>> begin DATA FOR PROCESSING

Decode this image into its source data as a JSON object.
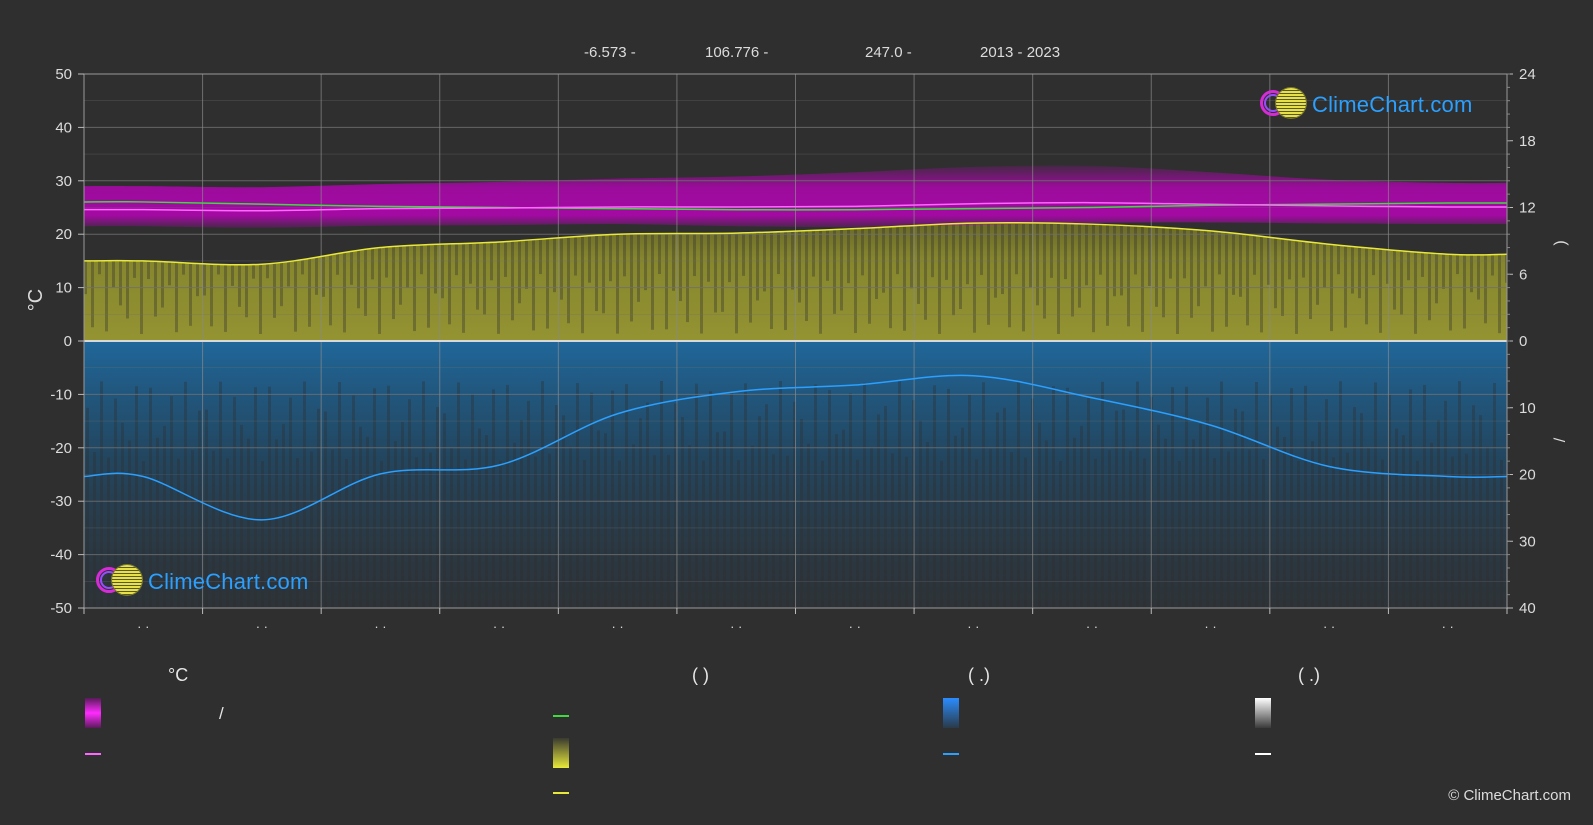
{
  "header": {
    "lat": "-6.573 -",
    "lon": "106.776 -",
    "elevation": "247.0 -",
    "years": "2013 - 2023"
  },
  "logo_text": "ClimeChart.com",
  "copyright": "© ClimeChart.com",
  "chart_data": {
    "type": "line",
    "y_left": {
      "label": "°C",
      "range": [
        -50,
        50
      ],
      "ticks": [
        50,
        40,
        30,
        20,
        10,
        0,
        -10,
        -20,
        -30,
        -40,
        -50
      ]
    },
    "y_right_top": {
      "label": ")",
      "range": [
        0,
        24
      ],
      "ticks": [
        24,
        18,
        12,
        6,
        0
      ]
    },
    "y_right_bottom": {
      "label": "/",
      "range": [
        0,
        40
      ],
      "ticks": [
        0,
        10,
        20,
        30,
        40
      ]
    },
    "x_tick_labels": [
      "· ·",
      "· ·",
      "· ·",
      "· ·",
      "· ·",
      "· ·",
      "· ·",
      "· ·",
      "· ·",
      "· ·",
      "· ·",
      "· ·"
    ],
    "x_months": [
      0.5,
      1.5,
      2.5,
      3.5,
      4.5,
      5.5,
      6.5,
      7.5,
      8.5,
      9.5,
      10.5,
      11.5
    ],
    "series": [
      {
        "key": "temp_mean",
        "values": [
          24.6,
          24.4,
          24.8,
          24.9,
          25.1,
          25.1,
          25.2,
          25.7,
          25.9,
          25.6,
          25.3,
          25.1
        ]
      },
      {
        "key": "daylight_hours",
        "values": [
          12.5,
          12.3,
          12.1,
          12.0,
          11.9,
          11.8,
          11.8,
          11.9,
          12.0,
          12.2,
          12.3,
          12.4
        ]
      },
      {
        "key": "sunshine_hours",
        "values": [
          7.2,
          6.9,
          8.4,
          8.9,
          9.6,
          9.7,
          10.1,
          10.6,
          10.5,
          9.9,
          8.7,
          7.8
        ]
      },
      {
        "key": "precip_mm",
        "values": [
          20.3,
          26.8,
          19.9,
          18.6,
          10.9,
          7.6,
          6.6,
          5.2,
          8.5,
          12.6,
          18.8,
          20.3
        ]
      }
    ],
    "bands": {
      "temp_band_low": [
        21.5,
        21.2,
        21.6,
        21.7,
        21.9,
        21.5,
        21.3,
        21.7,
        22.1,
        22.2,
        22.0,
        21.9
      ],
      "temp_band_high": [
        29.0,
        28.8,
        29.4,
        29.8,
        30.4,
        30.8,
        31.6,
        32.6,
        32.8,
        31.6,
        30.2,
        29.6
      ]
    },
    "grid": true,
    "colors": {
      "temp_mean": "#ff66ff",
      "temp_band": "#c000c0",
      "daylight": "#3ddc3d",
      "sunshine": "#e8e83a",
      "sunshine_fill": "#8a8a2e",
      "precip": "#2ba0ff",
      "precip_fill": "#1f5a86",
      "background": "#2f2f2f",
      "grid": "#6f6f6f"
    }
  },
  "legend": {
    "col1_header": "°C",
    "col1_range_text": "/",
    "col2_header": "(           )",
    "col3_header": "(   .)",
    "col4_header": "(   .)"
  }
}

>> end DATA FOR PROCESSING

§ TASK DETAILS: Select, from the listing, all lines that include the word "ClimeChart".

§ FULL SOLUTION:
  "logo_text": "ClimeChart.com",
  "copyright": "© ClimeChart.com",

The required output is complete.